_The task_
All of the data that follows should be retyped exactly, please, except the pictures.

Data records
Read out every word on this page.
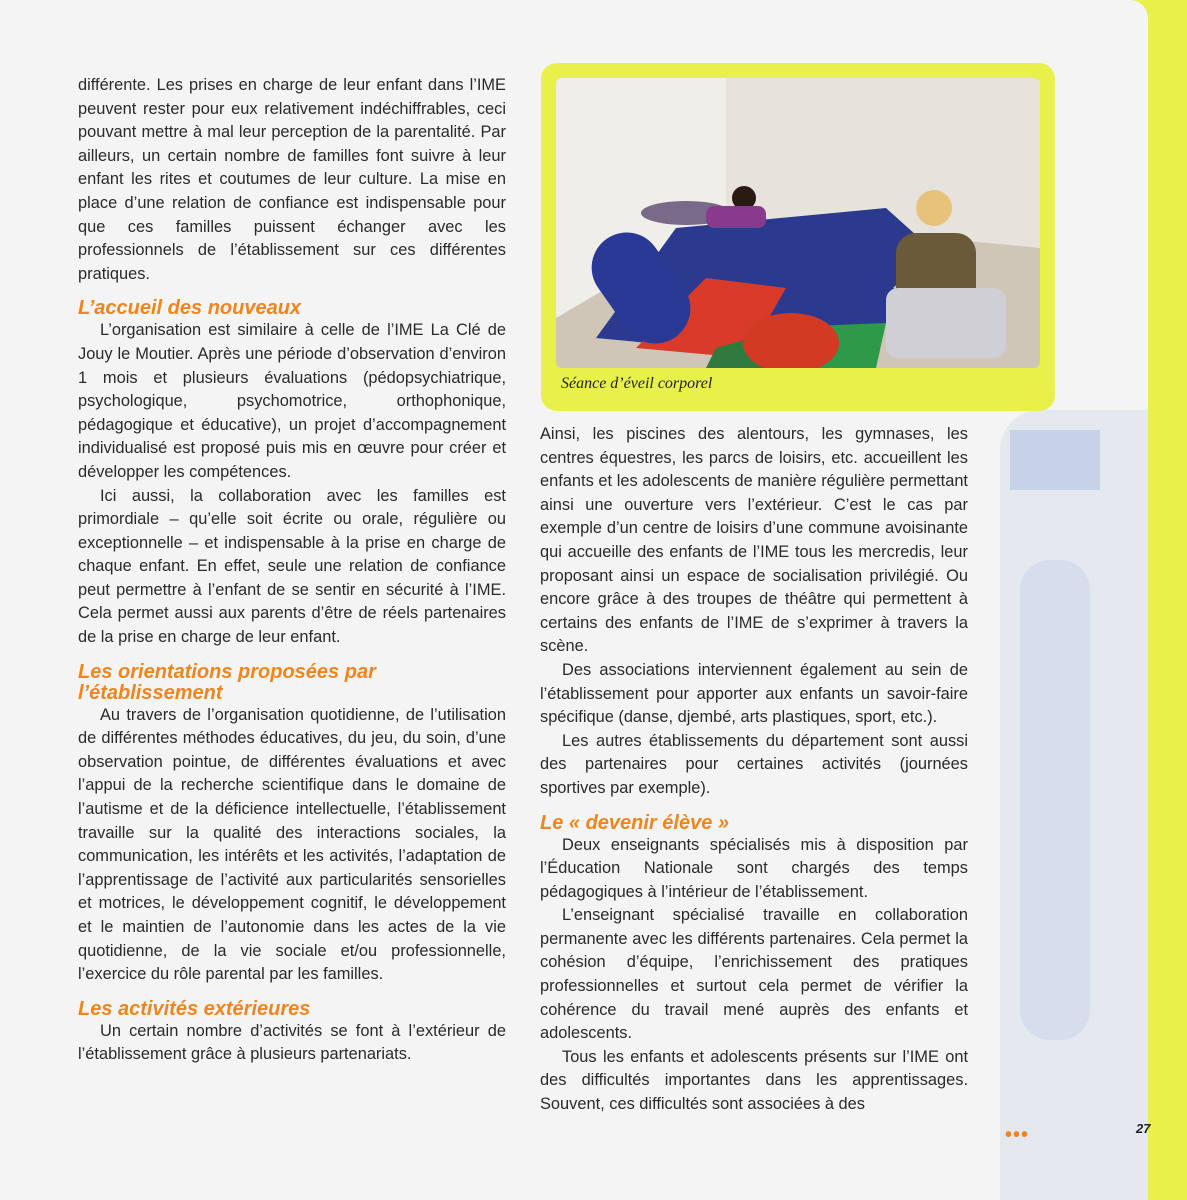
différente. Les prises en charge de leur enfant dans l’IME peuvent rester pour eux relativement indéchiffrables, ceci pouvant mettre à mal leur perception de la parentalité. Par ailleurs, un certain nombre de familles font suivre à leur enfant les rites et coutumes de leur culture. La mise en place d’une relation de confiance est indispensable pour que ces familles puissent échanger avec les professionnels de l’établissement sur ces différentes pratiques.

L’accueil des nouveaux

L’organisation est similaire à celle de l’IME La Clé de Jouy le Moutier. Après une période d’observation d’environ 1 mois et plusieurs évaluations (pédopsychiatrique, psychologique, psychomotrice, orthophonique, pédagogique et éducative), un projet d’accompagnement individualisé est proposé puis mis en œuvre pour créer et développer les compétences.

Ici aussi, la collaboration avec les familles est primordiale – qu’elle soit écrite ou orale, régulière ou exceptionnelle – et indispensable à la prise en charge de chaque enfant. En effet, seule une relation de confiance peut permettre à l’enfant de se sentir en sécurité à l’IME. Cela permet aussi aux parents d’être de réels partenaires de la prise en charge de leur enfant.

Les orientations proposées par
l’établissement

Au travers de l’organisation quotidienne, de l’utilisation de différentes méthodes éducatives, du jeu, du soin, d’une observation pointue, de différentes évaluations et avec l’appui de la recherche scientifique dans le domaine de l’autisme et de la déficience intellectuelle, l’établissement travaille sur la qualité des interactions sociales, la communication, les intérêts et les activités, l’adaptation de l’apprentissage de l’activité aux particularités sensorielles et motrices, le développement cognitif, le développement et le maintien de l’autonomie dans les actes de la vie quotidienne, de la vie sociale et/ou professionnelle, l’exercice du rôle parental par les familles.

Les activités extérieures

Un certain nombre d’activités se font à l’extérieur de l’établissement grâce à plusieurs partenariats.

Séance d’éveil corporel

Ainsi, les piscines des alentours, les gymnases, les centres équestres, les parcs de loisirs, etc. accueillent les enfants et les adolescents de manière régulière permettant ainsi une ouverture vers l’extérieur. C’est le cas par exemple d’un centre de loisirs d’une commune avoisinante qui accueille des enfants de l’IME tous les mercredis, leur proposant ainsi un espace de socialisation privilégié. Ou encore grâce à des troupes de théâtre qui permettent à certains des enfants de l’IME de s’exprimer à travers la scène.

Des associations interviennent également au sein de l’établissement pour apporter aux enfants un savoir-faire spécifique (danse, djembé, arts plastiques, sport, etc.).

Les autres établissements du département sont aussi des partenaires pour certaines activités (journées sportives par exemple).

Le « devenir élève »

Deux enseignants spécialisés mis à disposition par l’Éducation Nationale sont chargés des temps pédagogiques à l’intérieur de l’établissement.

L’enseignant spécialisé travaille en collaboration permanente avec les différents partenaires. Cela permet la cohésion d’équipe, l’enrichissement des pratiques professionnelles et surtout cela permet de vérifier la cohérence du travail mené auprès des enfants et adolescents.

Tous les enfants et adolescents présents sur l’IME ont des difficultés importantes dans les apprentissages. Souvent, ces difficultés sont associées à des

•••	27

_Response to the exercise_
Read out every word on this page.
différente. Les prises en charge de leur enfant dans l’IME peuvent rester pour eux relativement indéchiffrables, ceci pouvant mettre à mal leur perception de la parentalité. Par ailleurs, un certain nombre de familles font suivre à leur enfant les rites et coutumes de leur culture. La mise en place d’une relation de confiance est indispensable pour que ces familles puissent échanger avec les professionnels de l’établissement sur ces différentes pratiques.

L’accueil des nouveaux

L’organisation est similaire à celle de l’IME La Clé de Jouy le Moutier. Après une période d’observation d’environ 1 mois et plusieurs évaluations (pédopsychiatrique, psychologique, psychomotrice, orthophonique, pédagogique et éducative), un projet d’accompagnement individualisé est proposé puis mis en œuvre pour créer et développer les compétences.

Ici aussi, la collaboration avec les familles est primordiale – qu’elle soit écrite ou orale, régulière ou exceptionnelle – et indispensable à la prise en charge de chaque enfant. En effet, seule une relation de confiance peut permettre à l’enfant de se sentir en sécurité à l’IME. Cela permet aussi aux parents d’être de réels partenaires de la prise en charge de leur enfant.

Les orientations proposées par
l’établissement

Au travers de l’organisation quotidienne, de l’utilisation de différentes méthodes éducatives, du jeu, du soin, d’une observation pointue, de différentes évaluations et avec l’appui de la recherche scientifique dans le domaine de l’autisme et de la déficience intellectuelle, l’établissement travaille sur la qualité des interactions sociales, la communication, les intérêts et les activités, l’adaptation de l’apprentissage de l’activité aux particularités sensorielles et motrices, le développement cognitif, le développement et le maintien de l’autonomie dans les actes de la vie quotidienne, de la vie sociale et/ou professionnelle, l’exercice du rôle parental par les familles.

Les activités extérieures

Un certain nombre d’activités se font à l’extérieur de l’établissement grâce à plusieurs partenariats.

Séance d’éveil corporel

Ainsi, les piscines des alentours, les gymnases, les centres équestres, les parcs de loisirs, etc. accueillent les enfants et les adolescents de manière régulière permettant ainsi une ouverture vers l’extérieur. C’est le cas par exemple d’un centre de loisirs d’une commune avoisinante qui accueille des enfants de l’IME tous les mercredis, leur proposant ainsi un espace de socialisation privilégié. Ou encore grâce à des troupes de théâtre qui permettent à certains des enfants de l’IME de s’exprimer à travers la scène.

Des associations interviennent également au sein de l’établissement pour apporter aux enfants un savoir-faire spécifique (danse, djembé, arts plastiques, sport, etc.).

Les autres établissements du département sont aussi des partenaires pour certaines activités (journées sportives par exemple).

Le « devenir élève »

Deux enseignants spécialisés mis à disposition par l’Éducation Nationale sont chargés des temps pédagogiques à l’intérieur de l’établissement.

L’enseignant spécialisé travaille en collaboration permanente avec les différents partenaires. Cela permet la cohésion d’équipe, l’enrichissement des pratiques professionnelles et surtout cela permet de vérifier la cohérence du travail mené auprès des enfants et adolescents.

Tous les enfants et adolescents présents sur l’IME ont des difficultés importantes dans les apprentissages. Souvent, ces difficultés sont associées à des

•••	27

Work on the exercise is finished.